> [Records to process]:

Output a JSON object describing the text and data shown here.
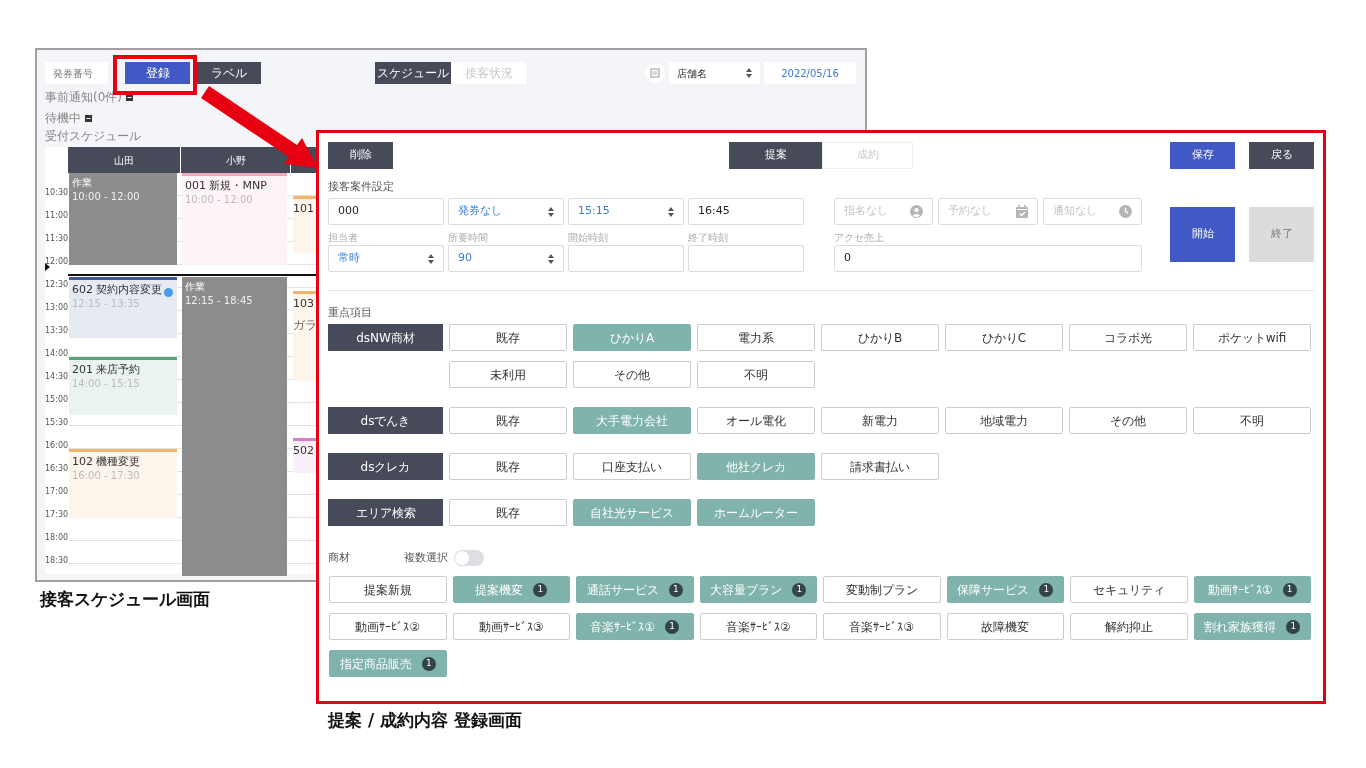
{
  "schedule_screen": {
    "caption": "接客スケジュール画面",
    "ticket_field": {
      "placeholder": "発券番号"
    },
    "buttons": [
      {
        "label": "登録",
        "kind": "primary"
      },
      {
        "label": "ラベル",
        "kind": "dark"
      }
    ],
    "view_tabs": [
      {
        "label": "スケジュール",
        "selected": true
      },
      {
        "label": "接客状況",
        "selected": false
      }
    ],
    "store_select": {
      "value": "店舗名"
    },
    "date": "2022/05/16",
    "sections": [
      {
        "label": "事前通知(0件)"
      },
      {
        "label": "待機中"
      }
    ],
    "schedule_title": "受付スケジュール",
    "time_labels": [
      "10:30",
      "11:00",
      "11:30",
      "12:00",
      "12:30",
      "13:00",
      "13:30",
      "14:00",
      "14:30",
      "15:00",
      "15:30",
      "16:00",
      "16:30",
      "17:00",
      "17:30",
      "18:00",
      "18:30"
    ],
    "columns": [
      {
        "name": "山田",
        "events": [
          {
            "kind": "work",
            "title": "作業",
            "time": "10:00 - 12:00",
            "color": "#8c8c8c",
            "notified": false
          },
          {
            "kind": "booking",
            "title": "602 契約内容変更",
            "time": "12:15 - 13:35",
            "color": "#3f5a9a",
            "notified": true
          },
          {
            "kind": "booking",
            "title": "201 来店予約",
            "time": "14:00 - 15:15",
            "color": "#5aa57f",
            "notified": false
          },
          {
            "kind": "booking",
            "title": "102 機種変更",
            "time": "16:00 - 17:30",
            "color": "#f2b36b",
            "notified": false
          }
        ]
      },
      {
        "name": "小野",
        "events": [
          {
            "kind": "booking",
            "title": "001 新規・MNP",
            "time": "10:00 - 12:00",
            "color": "#f0a8b8",
            "notified": false
          },
          {
            "kind": "work",
            "title": "作業",
            "time": "12:15 - 18:45",
            "color": "#8c8c8c",
            "notified": false
          }
        ]
      },
      {
        "events": [
          {
            "kind": "booking",
            "title": "101",
            "color": "#f2b36b",
            "notified": false
          },
          {
            "kind": "booking",
            "title": "103",
            "note": "ガラ",
            "color": "#f2b36b",
            "notified": false
          },
          {
            "kind": "booking",
            "title": "502",
            "color": "#d77fc6",
            "notified": false
          }
        ]
      }
    ]
  },
  "registration_screen": {
    "caption": "提案 / 成約内容 登録画面",
    "delete_button": "削除",
    "mode_tabs": [
      {
        "label": "提案",
        "selected": true
      },
      {
        "label": "成約",
        "selected": false
      }
    ],
    "save_button": "保存",
    "back_button": "戻る",
    "section_title": "接客案件設定",
    "fields": [
      {
        "value": "000",
        "kind": "text"
      },
      {
        "value": "発券なし",
        "kind": "select"
      },
      {
        "value": "15:15",
        "kind": "select"
      },
      {
        "value": "16:45",
        "kind": "text"
      },
      {
        "label": "担当者",
        "value": "常時",
        "kind": "select"
      },
      {
        "label": "所要時間",
        "value": "90",
        "kind": "select"
      },
      {
        "label": "開始時刻",
        "kind": "text"
      },
      {
        "label": "終了時刻",
        "kind": "text"
      }
    ],
    "status_fields": [
      {
        "placeholder": "指名なし"
      },
      {
        "placeholder": "予約なし"
      },
      {
        "placeholder": "通知なし"
      }
    ],
    "accessory_sales": {
      "label": "アクセ売上",
      "value": "0"
    },
    "start_button": {
      "label": "開始",
      "disabled": false
    },
    "end_button": {
      "label": "終了",
      "disabled": true
    },
    "focus_title": "重点項目",
    "focus_groups": [
      {
        "name": "dsNW商材",
        "options": [
          {
            "label": "既存",
            "selected": false
          },
          {
            "label": "ひかりA",
            "selected": true
          },
          {
            "label": "電力系",
            "selected": false
          },
          {
            "label": "ひかりB",
            "selected": false
          },
          {
            "label": "ひかりC",
            "selected": false
          },
          {
            "label": "コラボ光",
            "selected": false
          },
          {
            "label": "ポケットwifi",
            "selected": false
          },
          {
            "label": "未利用",
            "selected": false
          },
          {
            "label": "その他",
            "selected": false
          },
          {
            "label": "不明",
            "selected": false
          }
        ]
      },
      {
        "name": "dsでんき",
        "options": [
          {
            "label": "既存",
            "selected": false
          },
          {
            "label": "大手電力会社",
            "selected": true
          },
          {
            "label": "オール電化",
            "selected": false
          },
          {
            "label": "新電力",
            "selected": false
          },
          {
            "label": "地域電力",
            "selected": false
          },
          {
            "label": "その他",
            "selected": false
          },
          {
            "label": "不明",
            "selected": false
          }
        ]
      },
      {
        "name": "dsクレカ",
        "options": [
          {
            "label": "既存",
            "selected": false
          },
          {
            "label": "口座支払い",
            "selected": false
          },
          {
            "label": "他社クレカ",
            "selected": true
          },
          {
            "label": "請求書払い",
            "selected": false
          }
        ]
      },
      {
        "name": "エリア検索",
        "options": [
          {
            "label": "既存",
            "selected": false
          },
          {
            "label": "自社光サービス",
            "selected": true
          },
          {
            "label": "ホームルーター",
            "selected": true
          }
        ]
      }
    ],
    "products_title": "商材",
    "multi_select": {
      "label": "複数選択",
      "on": false
    },
    "products": [
      {
        "label": "提案新規",
        "selected": false
      },
      {
        "label": "提案機変",
        "selected": true,
        "count": "1"
      },
      {
        "label": "通話サービス",
        "selected": true,
        "count": "1"
      },
      {
        "label": "大容量プラン",
        "selected": true,
        "count": "1"
      },
      {
        "label": "変動制プラン",
        "selected": false
      },
      {
        "label": "保障サービス",
        "selected": true,
        "count": "1"
      },
      {
        "label": "セキュリティ",
        "selected": false
      },
      {
        "label": "動画ｻｰﾋﾞｽ①",
        "selected": true,
        "count": "1"
      },
      {
        "label": "動画ｻｰﾋﾞｽ②",
        "selected": false
      },
      {
        "label": "動画ｻｰﾋﾞｽ③",
        "selected": false
      },
      {
        "label": "音楽ｻｰﾋﾞｽ①",
        "selected": true,
        "count": "1"
      },
      {
        "label": "音楽ｻｰﾋﾞｽ②",
        "selected": false
      },
      {
        "label": "音楽ｻｰﾋﾞｽ③",
        "selected": false
      },
      {
        "label": "故障機変",
        "selected": false
      },
      {
        "label": "解約抑止",
        "selected": false
      },
      {
        "label": "割れ家族獲得",
        "selected": true,
        "count": "1"
      },
      {
        "label": "指定商品販売",
        "selected": true,
        "count": "1"
      }
    ]
  }
}
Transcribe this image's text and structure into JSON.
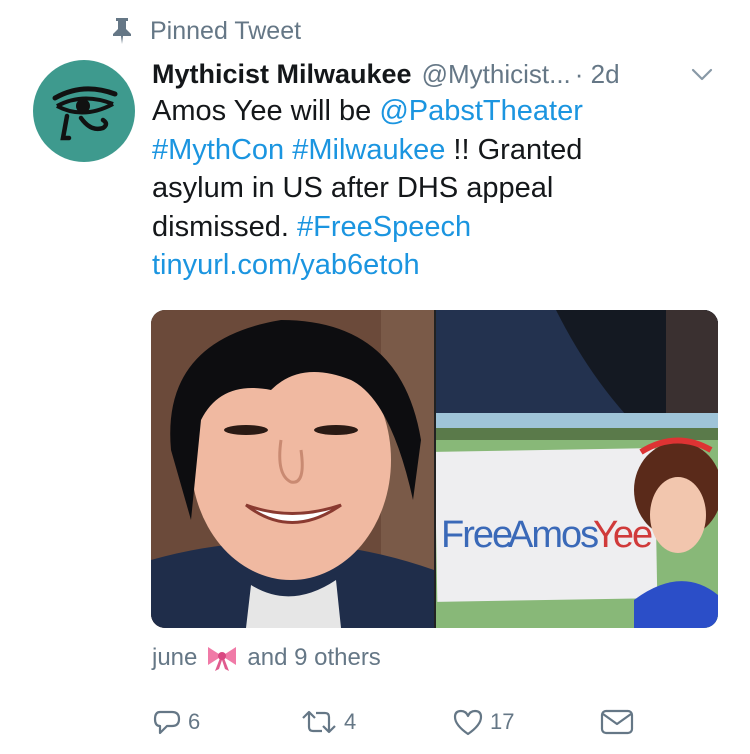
{
  "pinned": {
    "label": "Pinned Tweet",
    "icon": "pin-icon"
  },
  "tweet": {
    "avatar_icon": "eye-of-horus-icon",
    "avatar_color": "#3e9a8e",
    "display_name": "Mythicist Milwaukee",
    "handle": "@Mythicist...",
    "time": "· 2d",
    "text": {
      "l1_plain": "Amos Yee will be ",
      "l1_mention": "@PabstTheater",
      "l2_tag1": "#MythCon",
      "l2_space": " ",
      "l2_tag2": "#Milwaukee",
      "l2_plain": " !! Granted",
      "l3": "asylum in US after DHS appeal",
      "l4_plain": "dismissed. ",
      "l4_tag": "#FreeSpeech",
      "l5_link": "tinyurl.com/yab6etoh"
    },
    "media": {
      "left_alt": "Photo of a smiling young man with dark hair",
      "right_sign_free": "Free",
      "right_sign_amos": "Amos",
      "right_sign_yee": "Yee"
    },
    "likes": {
      "user": "june",
      "emoji_icon": "pink-bow-icon",
      "rest": "and 9 others"
    },
    "actions": {
      "reply_count": "6",
      "retweet_count": "4",
      "like_count": "17"
    },
    "colors": {
      "link": "#1b95e0",
      "secondary": "#657786",
      "text": "#14171a"
    }
  }
}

> [Exercise instructions]: How many lines of the entries above hold the string "Mythicist"? Reply with the number alone.

> [Full response]: 2